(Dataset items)

+ + + + + + +

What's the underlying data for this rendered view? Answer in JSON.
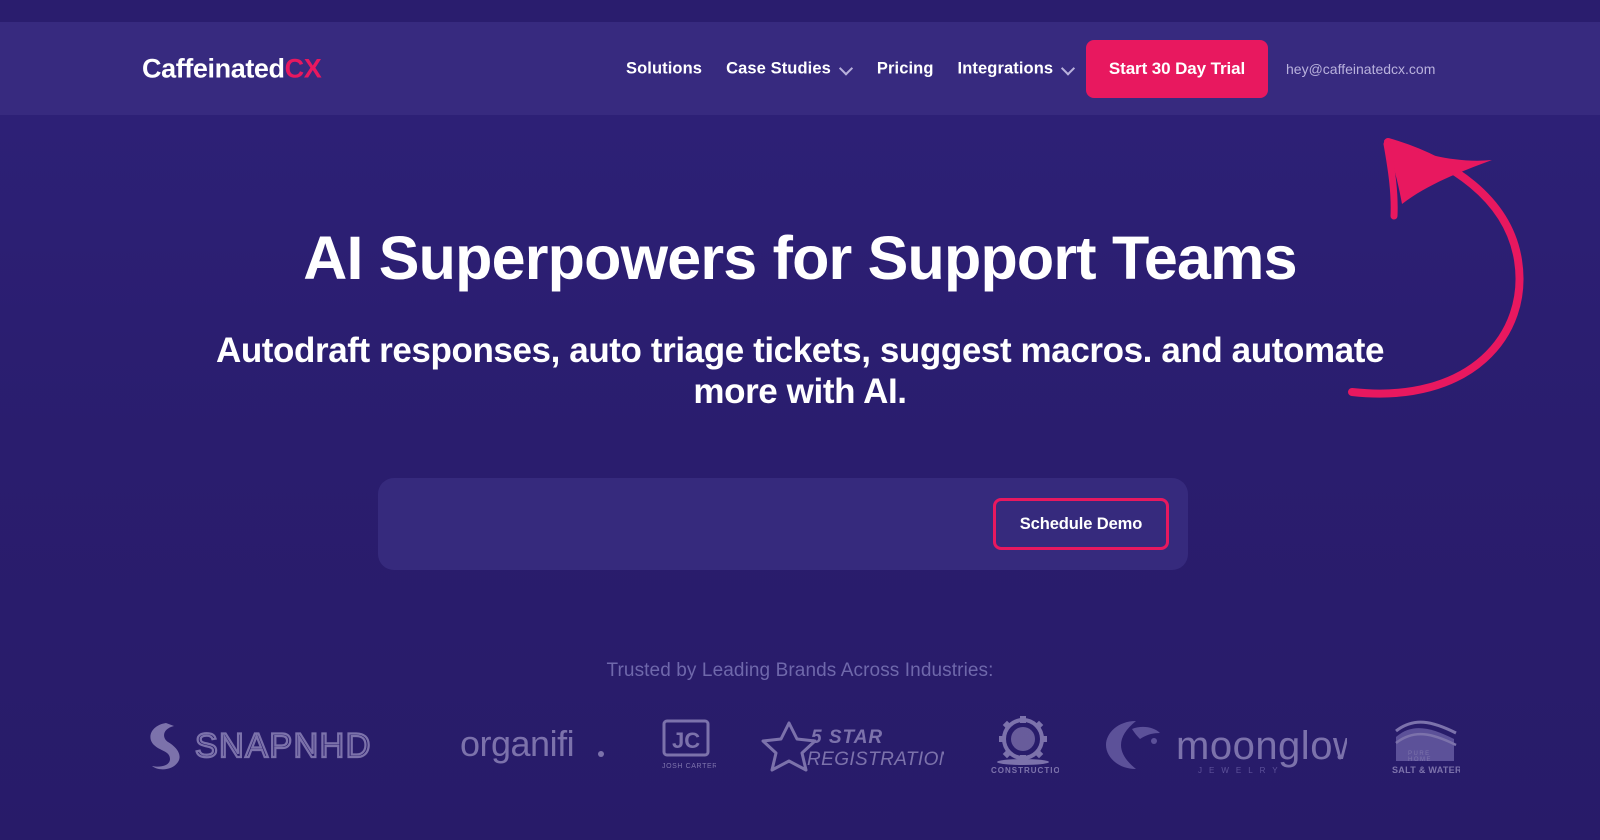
{
  "header": {
    "logo_main": "Caffeinated",
    "logo_accent": "CX",
    "nav": [
      {
        "label": "Solutions",
        "has_dropdown": false,
        "name": "solutions"
      },
      {
        "label": "Case Studies",
        "has_dropdown": true,
        "name": "case-studies"
      },
      {
        "label": "Pricing",
        "has_dropdown": false,
        "name": "pricing"
      },
      {
        "label": "Integrations",
        "has_dropdown": true,
        "name": "integrations"
      }
    ],
    "trial_button": "Start 30 Day Trial",
    "email": "hey@caffeinatedcx.com"
  },
  "hero": {
    "title": "AI Superpowers for Support Teams",
    "subtitle": "Autodraft responses, auto triage tickets, suggest macros. and automate more with AI.",
    "cta": {
      "input_value": "",
      "input_placeholder": "",
      "demo_button": "Schedule Demo"
    }
  },
  "trusted": {
    "label": "Trusted by Leading Brands Across Industries:",
    "brands": [
      {
        "name": "snapnhd",
        "label": "SNAPNHD",
        "sub": ""
      },
      {
        "name": "organifi",
        "label": "organifi",
        "sub": ""
      },
      {
        "name": "josh-carter",
        "label": "JC",
        "sub": "JOSH CARTER"
      },
      {
        "name": "5-star-registration",
        "label": "5 STAR",
        "sub": "REGISTRATION"
      },
      {
        "name": "construction",
        "label": "",
        "sub": "CONSTRUCTION"
      },
      {
        "name": "moonglow",
        "label": "moonglow",
        "sub": "J E W E L R Y"
      },
      {
        "name": "salt-and-water",
        "label": "",
        "sub": "SALT & WATER"
      }
    ]
  },
  "colors": {
    "top_strip": "#2a1d6e",
    "header_bg": "#372a7f",
    "hero_bg": "#2a1d6e",
    "accent_pink": "#e8185f",
    "panel_bg": "#362a7d",
    "muted_text": "#6f68ab"
  }
}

+ + + + + + +

— Required task —
Repeat the listing verbatim. Skip the pictures.

— Written response —
What's the underlying data for this rendered view? Answer in JSON.
{
  "header": {
    "logo_main": "Caffeinated",
    "logo_accent": "CX",
    "nav": [
      {
        "label": "Solutions",
        "has_dropdown": false,
        "name": "solutions"
      },
      {
        "label": "Case Studies",
        "has_dropdown": true,
        "name": "case-studies"
      },
      {
        "label": "Pricing",
        "has_dropdown": false,
        "name": "pricing"
      },
      {
        "label": "Integrations",
        "has_dropdown": true,
        "name": "integrations"
      }
    ],
    "trial_button": "Start 30 Day Trial",
    "email": "hey@caffeinatedcx.com"
  },
  "hero": {
    "title": "AI Superpowers for Support Teams",
    "subtitle": "Autodraft responses, auto triage tickets, suggest macros. and automate more with AI.",
    "cta": {
      "input_value": "",
      "input_placeholder": "",
      "demo_button": "Schedule Demo"
    }
  },
  "trusted": {
    "label": "Trusted by Leading Brands Across Industries:",
    "brands": [
      {
        "name": "snapnhd",
        "label": "SNAPNHD",
        "sub": ""
      },
      {
        "name": "organifi",
        "label": "organifi",
        "sub": ""
      },
      {
        "name": "josh-carter",
        "label": "JC",
        "sub": "JOSH CARTER"
      },
      {
        "name": "5-star-registration",
        "label": "5 STAR",
        "sub": "REGISTRATION"
      },
      {
        "name": "construction",
        "label": "",
        "sub": "CONSTRUCTION"
      },
      {
        "name": "moonglow",
        "label": "moonglow",
        "sub": "J E W E L R Y"
      },
      {
        "name": "salt-and-water",
        "label": "",
        "sub": "SALT & WATER"
      }
    ]
  },
  "colors": {
    "top_strip": "#2a1d6e",
    "header_bg": "#372a7f",
    "hero_bg": "#2a1d6e",
    "accent_pink": "#e8185f",
    "panel_bg": "#362a7d",
    "muted_text": "#6f68ab"
  }
}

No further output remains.